— start of RECORDS FOR THE EXERCISE —

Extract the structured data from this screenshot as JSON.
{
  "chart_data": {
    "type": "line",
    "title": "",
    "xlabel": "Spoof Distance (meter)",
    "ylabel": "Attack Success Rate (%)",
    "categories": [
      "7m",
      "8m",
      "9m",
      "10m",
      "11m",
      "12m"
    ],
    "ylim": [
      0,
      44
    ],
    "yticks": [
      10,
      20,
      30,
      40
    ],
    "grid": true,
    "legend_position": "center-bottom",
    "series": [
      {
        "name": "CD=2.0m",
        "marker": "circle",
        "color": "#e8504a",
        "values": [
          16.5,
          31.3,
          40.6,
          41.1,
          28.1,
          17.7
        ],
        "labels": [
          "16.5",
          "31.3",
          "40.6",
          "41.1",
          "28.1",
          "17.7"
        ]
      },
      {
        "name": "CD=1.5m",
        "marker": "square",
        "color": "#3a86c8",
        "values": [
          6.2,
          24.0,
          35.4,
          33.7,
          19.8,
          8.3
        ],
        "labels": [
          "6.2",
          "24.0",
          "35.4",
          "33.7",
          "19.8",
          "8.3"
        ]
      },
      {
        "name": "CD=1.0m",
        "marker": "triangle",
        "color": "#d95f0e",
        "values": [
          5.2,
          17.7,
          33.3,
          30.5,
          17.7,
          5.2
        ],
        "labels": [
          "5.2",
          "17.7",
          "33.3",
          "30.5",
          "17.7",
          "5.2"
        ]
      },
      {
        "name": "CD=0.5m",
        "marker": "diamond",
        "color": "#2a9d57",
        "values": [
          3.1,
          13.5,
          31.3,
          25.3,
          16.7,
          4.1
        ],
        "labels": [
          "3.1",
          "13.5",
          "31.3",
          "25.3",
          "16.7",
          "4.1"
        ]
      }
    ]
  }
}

— end of RECORDS FOR THE EXERCISE —

- SHORT PROBLEM
Within the entries above, work out how many lines contain the word "color". The number alone is the answer.

- EXPECTED ANSWER
4